= REQUEST =
Format the lines of the rows below as a single numbered list, skipping blank lines and leaving the pictures out.

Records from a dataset
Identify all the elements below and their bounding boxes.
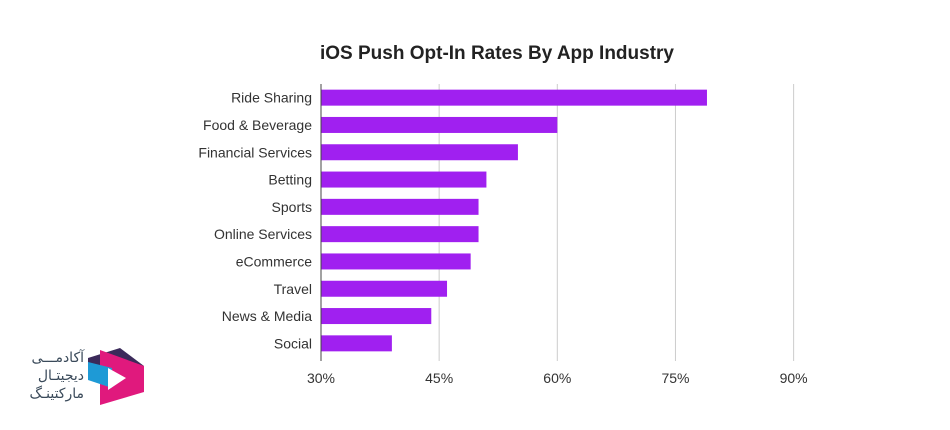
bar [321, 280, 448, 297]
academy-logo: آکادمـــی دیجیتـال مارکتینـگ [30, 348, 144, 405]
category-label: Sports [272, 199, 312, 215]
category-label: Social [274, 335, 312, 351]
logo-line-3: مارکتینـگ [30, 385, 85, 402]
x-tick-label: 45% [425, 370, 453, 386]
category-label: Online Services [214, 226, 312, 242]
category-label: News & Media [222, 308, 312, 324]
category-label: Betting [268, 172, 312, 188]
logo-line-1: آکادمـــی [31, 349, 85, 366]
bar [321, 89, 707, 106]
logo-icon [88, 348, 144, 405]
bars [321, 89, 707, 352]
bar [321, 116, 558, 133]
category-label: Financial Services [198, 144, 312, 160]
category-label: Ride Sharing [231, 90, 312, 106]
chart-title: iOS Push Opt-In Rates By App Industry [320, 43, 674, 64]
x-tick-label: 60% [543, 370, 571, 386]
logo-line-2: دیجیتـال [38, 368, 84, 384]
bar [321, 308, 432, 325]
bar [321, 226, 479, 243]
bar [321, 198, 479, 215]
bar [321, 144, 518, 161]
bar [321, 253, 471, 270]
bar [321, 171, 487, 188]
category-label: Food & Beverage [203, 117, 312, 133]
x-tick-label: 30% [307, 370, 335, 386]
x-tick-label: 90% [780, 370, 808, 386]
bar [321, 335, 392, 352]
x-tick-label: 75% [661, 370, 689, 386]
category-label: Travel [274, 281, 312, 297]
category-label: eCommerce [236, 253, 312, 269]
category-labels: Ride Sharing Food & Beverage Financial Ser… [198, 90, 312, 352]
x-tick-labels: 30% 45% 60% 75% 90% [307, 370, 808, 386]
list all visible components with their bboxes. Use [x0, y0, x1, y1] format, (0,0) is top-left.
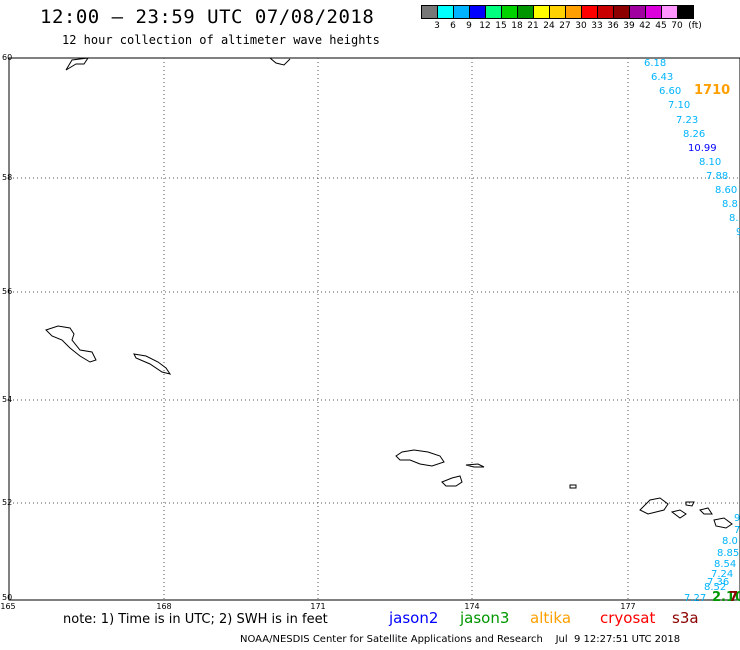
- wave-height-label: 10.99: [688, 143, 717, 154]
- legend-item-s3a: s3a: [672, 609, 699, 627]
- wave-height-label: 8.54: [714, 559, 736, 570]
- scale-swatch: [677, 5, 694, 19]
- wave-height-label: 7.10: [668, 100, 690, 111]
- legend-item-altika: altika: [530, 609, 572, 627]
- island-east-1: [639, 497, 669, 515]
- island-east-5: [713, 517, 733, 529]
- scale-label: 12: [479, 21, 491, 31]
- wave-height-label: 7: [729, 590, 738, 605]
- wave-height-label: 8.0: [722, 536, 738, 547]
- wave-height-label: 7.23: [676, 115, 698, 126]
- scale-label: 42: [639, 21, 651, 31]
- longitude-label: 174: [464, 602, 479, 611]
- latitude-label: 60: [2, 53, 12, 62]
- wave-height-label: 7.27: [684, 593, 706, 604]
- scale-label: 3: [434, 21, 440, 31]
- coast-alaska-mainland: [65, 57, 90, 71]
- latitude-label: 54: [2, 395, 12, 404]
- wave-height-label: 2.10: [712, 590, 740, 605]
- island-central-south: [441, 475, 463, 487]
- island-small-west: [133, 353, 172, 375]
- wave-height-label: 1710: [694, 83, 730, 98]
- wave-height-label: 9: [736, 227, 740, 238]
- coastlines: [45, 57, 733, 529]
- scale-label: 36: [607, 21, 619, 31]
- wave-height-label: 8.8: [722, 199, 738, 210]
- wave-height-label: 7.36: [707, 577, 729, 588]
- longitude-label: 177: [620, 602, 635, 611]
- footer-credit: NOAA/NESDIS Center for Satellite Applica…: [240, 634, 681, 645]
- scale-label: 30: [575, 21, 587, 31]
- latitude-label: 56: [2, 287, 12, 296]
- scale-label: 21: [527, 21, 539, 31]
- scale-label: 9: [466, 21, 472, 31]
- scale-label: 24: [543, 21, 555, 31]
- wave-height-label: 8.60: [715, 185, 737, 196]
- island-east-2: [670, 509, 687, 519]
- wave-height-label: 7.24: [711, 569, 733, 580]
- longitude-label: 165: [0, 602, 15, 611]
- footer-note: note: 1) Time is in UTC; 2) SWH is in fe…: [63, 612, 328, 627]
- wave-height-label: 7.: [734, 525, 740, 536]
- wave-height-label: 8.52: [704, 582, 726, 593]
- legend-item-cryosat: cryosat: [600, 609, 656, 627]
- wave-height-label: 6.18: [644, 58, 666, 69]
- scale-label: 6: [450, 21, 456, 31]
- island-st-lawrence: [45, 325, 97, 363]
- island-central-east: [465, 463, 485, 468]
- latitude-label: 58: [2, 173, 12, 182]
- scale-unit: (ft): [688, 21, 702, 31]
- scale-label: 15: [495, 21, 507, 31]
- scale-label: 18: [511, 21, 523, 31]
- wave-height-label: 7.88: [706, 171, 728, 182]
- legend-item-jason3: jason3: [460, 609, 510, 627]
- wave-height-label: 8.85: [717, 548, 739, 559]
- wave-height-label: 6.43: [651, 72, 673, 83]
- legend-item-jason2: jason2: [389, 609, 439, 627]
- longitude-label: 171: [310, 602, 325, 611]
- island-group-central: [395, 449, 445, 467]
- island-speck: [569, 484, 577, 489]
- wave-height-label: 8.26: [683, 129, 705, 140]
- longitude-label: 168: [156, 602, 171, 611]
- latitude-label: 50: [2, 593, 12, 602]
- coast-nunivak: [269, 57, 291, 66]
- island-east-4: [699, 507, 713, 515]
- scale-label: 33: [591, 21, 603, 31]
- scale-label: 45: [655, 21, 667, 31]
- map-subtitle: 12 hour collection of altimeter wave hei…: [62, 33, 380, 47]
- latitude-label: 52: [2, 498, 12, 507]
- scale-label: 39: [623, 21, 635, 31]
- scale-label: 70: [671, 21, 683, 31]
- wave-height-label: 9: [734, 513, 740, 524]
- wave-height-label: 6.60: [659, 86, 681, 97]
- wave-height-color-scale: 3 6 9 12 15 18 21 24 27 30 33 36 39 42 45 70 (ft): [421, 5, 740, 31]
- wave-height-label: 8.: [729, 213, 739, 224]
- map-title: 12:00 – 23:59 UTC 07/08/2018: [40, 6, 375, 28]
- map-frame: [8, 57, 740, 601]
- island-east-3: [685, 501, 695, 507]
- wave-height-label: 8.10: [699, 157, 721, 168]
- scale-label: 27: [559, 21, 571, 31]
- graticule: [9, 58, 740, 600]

= RESULT OF THIS TASK =
1. Identify all the elements below and their bounding boxes.
2. bar [321, 280, 448, 297]
3. academy-logo: آکادمـــی دیجیتـال مارکتینـگ [30, 348, 144, 405]
4. category-label: Sports [272, 199, 312, 215]
5. category-label: Social [274, 335, 312, 351]
6. logo-line-3: مارکتینـگ [30, 385, 85, 402]
7. x-tick-label: 45% [425, 370, 453, 386]
8. category-label: Online Services [214, 226, 312, 242]
9. category-label: News & Media [222, 308, 312, 324]
10. category-label: Betting [268, 172, 312, 188]
11. logo-line-1: آکادمـــی [31, 349, 85, 366]
12. bar [321, 89, 707, 106]
13. logo-icon [88, 348, 144, 405]
14. bars [321, 89, 707, 352]
15. bar [321, 116, 558, 133]
16. category-label: Financial Services [198, 144, 312, 160]
17. category-label: Ride Sharing [231, 90, 312, 106]
18. chart-title: iOS Push Opt-In Rates By App Industry [320, 43, 674, 64]
19. x-tick-label: 60% [543, 370, 571, 386]
20. logo-line-2: دیجیتـال [38, 368, 84, 384]
21. bar [321, 308, 432, 325]
22. bar [321, 226, 479, 243]
23. bar [321, 198, 479, 215]
24. bar [321, 144, 518, 161]
25. bar [321, 253, 471, 270]
26. bar [321, 171, 487, 188]
27. category-label: Food & Beverage [203, 117, 312, 133]
28. x-tick-label: 30% [307, 370, 335, 386]
29. x-tick-label: 90% [780, 370, 808, 386]
30. bar [321, 335, 392, 352]
31. x-tick-label: 75% [661, 370, 689, 386]
32. category-label: Travel [274, 281, 312, 297]
33. category-label: eCommerce [236, 253, 312, 269]
34. category-labels: Ride Sharing Food & Beverage Financial Ser… [198, 90, 312, 352]
35. x-tick-labels: 30% 45% 60% 75% 90% [307, 370, 808, 386]
36. list all visible components with their bboxes. Use [x0, y0, x1, y1] format, (0,0) is top-left.
37. - wave-height-label: 10.99: [688, 143, 717, 154]
38. - legend-item-s3a: s3a: [672, 609, 699, 627]
39. - wave-height-label: 8.54: [714, 559, 736, 570]
40. - scale-swatch: [677, 5, 694, 19]
41. - wave-height-label: 7.10: [668, 100, 690, 111]
42. - legend-item-altika: altika: [530, 609, 572, 627]
43. - island-east-1: [639, 497, 669, 515]
44. - island-east-5: [713, 517, 733, 529]
45. - scale-label: 12: [479, 21, 491, 31]
46. - wave-height-label: 7: [729, 590, 738, 605]
47. - wave-height-label: 8.0: [722, 536, 738, 547]
48. - wave-height-label: 7.23: [676, 115, 698, 126]
49. - scale-label: 42: [639, 21, 651, 31]
50. - longitude-label: 174: [464, 602, 479, 611]
51. - latitude-label: 60: [2, 53, 12, 62]
52. - wave-height-label: 7.27: [684, 593, 706, 604]
53. - scale-label: 3: [434, 21, 440, 31]
54. - coast-alaska-mainland: [65, 57, 90, 71]
55. - latitude-label: 54: [2, 395, 12, 404]
56. - wave-height-label: 2.10: [712, 590, 740, 605]
57. - island-central-south: [441, 475, 463, 487]
58. - island-small-west: [133, 353, 172, 375]
59. - wave-height-label: 1710: [694, 83, 730, 98]
60. - wave-height-label: 9: [736, 227, 740, 238]
61. - coastlines: [45, 57, 733, 529]
62. - scale-label: 36: [607, 21, 619, 31]
63. - wave-height-label: 8.8: [722, 199, 738, 210]
64. - wave-height-label: 7.36: [707, 577, 729, 588]
65. - longitude-label: 177: [620, 602, 635, 611]
66. - footer-credit: NOAA/NESDIS Center for Satellite Applica…: [240, 634, 681, 645]
67. - scale-label: 30: [575, 21, 587, 31]
68. - latitude-label: 56: [2, 287, 12, 296]
69. - scale-label: 21: [527, 21, 539, 31]
70. - scale-label: 9: [466, 21, 472, 31]
71. - scale-label: 24: [543, 21, 555, 31]
72. - wave-height-label: 8.60: [715, 185, 737, 196]
73. - island-east-2: [670, 509, 687, 519]
74. - wave-height-label: 7.24: [711, 569, 733, 580]
75. - longitude-label: 165: [0, 602, 15, 611]
76. - footer-note: note: 1) Time is in UTC; 2) SWH is in fe…: [63, 612, 328, 627]
77. - wave-height-label: 7.: [734, 525, 740, 536]
78. - wave-height-label: 8.52: [704, 582, 726, 593]
79. - legend-item-cryosat: cryosat: [600, 609, 656, 627]
80. - wave-height-label: 6.18: [644, 58, 666, 69]
81. - scale-label: 6: [450, 21, 456, 31]
82. - island-st-lawrence: [45, 325, 97, 363]
83. - island-central-east: [465, 463, 485, 468]
84. - latitude-label: 58: [2, 173, 12, 182]
85. - scale-unit: (ft): [688, 21, 702, 31]
86. - scale-label: 15: [495, 21, 507, 31]
87. - scale-label: 18: [511, 21, 523, 31]
88. - wave-height-label: 7.88: [706, 171, 728, 182]
89. - legend-item-jason3: jason3: [460, 609, 510, 627]
90. - wave-height-label: 8.85: [717, 548, 739, 559]
91. - wave-height-label: 6.43: [651, 72, 673, 83]
92. - legend-item-jason2: jason2: [389, 609, 439, 627]
93. - longitude-label: 171: [310, 602, 325, 611]
94. - island-group-central: [395, 449, 445, 467]
95. - island-speck: [569, 484, 577, 489]
96. - wave-height-label: 8.26: [683, 129, 705, 140]
97. - longitude-label: 168: [156, 602, 171, 611]
98. - latitude-label: 50: [2, 593, 12, 602]
99. - coast-nunivak: [269, 57, 291, 66]
100. - island-east-4: [699, 507, 713, 515]
101. - scale-label: 33: [591, 21, 603, 31]
102. - scale-label: 45: [655, 21, 667, 31]
103. - map-subtitle: 12 hour collection of altimeter wave hei…: [62, 33, 380, 47]
104. - latitude-label: 52: [2, 498, 12, 507]
105. - scale-label: 39: [623, 21, 635, 31]
106. - scale-label: 70: [671, 21, 683, 31]
107. - wave-height-label: 9: [734, 513, 740, 524]
108. - wave-height-label: 6.60: [659, 86, 681, 97]
109. - wave-height-color-scale: 3 6 9 12 15 18 21 24 27 30 33 36 39 42 45 70 (ft): [421, 5, 740, 31]
110. - wave-height-label: 8.: [729, 213, 739, 224]
111. - map-title: 12:00 – 23:59 UTC 07/08/2018: [40, 6, 375, 28]
112. - map-frame: [8, 57, 740, 601]
113. - island-east-3: [685, 501, 695, 507]
114. - wave-height-label: 8.10: [699, 157, 721, 168]
115. - scale-label: 27: [559, 21, 571, 31]
116. - graticule: [9, 58, 740, 600]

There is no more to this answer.